Task details. Wherever the string "rest" appears in the listing, copy that line.

Saved entries.
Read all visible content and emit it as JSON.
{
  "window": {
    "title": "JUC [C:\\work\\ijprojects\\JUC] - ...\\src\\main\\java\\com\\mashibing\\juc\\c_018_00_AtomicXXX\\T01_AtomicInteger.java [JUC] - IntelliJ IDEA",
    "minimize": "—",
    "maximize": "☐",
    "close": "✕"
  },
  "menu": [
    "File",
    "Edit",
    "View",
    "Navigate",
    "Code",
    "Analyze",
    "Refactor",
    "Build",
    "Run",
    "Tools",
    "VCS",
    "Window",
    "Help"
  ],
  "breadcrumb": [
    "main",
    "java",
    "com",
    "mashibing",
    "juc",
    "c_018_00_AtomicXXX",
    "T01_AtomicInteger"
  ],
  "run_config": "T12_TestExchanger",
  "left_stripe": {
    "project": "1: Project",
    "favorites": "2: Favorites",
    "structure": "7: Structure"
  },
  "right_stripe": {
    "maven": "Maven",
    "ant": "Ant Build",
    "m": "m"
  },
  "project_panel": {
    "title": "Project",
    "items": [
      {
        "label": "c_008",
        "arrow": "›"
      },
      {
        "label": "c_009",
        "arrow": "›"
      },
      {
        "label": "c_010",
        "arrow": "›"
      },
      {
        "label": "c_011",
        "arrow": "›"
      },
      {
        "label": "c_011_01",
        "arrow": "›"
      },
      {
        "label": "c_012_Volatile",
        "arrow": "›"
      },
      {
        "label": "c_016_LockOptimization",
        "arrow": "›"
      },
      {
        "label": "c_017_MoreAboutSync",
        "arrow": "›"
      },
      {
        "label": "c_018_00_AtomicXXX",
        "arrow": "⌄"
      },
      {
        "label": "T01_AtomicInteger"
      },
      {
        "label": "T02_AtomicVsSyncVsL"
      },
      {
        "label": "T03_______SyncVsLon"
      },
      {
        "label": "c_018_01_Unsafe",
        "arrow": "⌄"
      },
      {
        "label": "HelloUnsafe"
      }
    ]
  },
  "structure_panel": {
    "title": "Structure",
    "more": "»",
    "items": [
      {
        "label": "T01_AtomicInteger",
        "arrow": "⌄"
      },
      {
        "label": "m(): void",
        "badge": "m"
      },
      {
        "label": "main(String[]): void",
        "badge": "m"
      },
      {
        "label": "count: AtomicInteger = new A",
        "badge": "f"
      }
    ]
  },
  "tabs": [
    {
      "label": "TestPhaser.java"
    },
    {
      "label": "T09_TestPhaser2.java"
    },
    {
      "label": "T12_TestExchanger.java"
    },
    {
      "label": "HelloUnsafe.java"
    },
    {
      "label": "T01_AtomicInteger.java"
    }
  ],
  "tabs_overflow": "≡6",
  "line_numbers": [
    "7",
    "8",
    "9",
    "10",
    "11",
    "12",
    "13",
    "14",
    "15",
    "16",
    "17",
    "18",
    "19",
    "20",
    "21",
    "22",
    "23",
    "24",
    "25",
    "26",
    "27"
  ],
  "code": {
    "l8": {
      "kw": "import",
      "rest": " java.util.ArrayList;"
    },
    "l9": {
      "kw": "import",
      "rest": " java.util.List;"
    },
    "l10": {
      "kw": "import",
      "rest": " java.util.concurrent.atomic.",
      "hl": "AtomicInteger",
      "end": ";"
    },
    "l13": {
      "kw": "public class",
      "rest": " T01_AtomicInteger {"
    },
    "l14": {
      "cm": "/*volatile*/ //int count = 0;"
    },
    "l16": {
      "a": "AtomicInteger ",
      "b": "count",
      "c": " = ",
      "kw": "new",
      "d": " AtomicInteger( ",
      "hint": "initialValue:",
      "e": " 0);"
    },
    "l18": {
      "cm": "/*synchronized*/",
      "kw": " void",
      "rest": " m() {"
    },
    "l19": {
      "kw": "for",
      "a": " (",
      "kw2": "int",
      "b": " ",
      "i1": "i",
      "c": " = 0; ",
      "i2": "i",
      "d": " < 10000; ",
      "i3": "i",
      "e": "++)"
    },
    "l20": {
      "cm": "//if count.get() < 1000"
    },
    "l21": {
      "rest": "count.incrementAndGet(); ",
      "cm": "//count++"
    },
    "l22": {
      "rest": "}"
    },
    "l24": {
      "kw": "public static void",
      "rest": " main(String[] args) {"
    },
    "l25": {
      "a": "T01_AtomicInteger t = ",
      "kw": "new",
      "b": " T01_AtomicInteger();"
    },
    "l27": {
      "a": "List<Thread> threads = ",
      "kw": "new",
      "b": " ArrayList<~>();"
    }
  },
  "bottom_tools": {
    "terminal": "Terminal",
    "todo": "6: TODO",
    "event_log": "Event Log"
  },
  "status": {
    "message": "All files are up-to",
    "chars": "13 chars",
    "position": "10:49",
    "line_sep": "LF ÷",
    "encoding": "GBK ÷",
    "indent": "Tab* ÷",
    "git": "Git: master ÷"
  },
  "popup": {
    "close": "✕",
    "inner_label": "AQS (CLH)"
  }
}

Reply.
      "rest": " java.util.ArrayList;"
      "rest": " java.util.List;"
      "rest": " java.util.concurrent.atomic.",
      "rest": " T01_AtomicInteger {"
      "rest": " m() {"
      "rest": "count.incrementAndGet(); ",
      "rest": "}"
      "rest": " main(String[] args) {"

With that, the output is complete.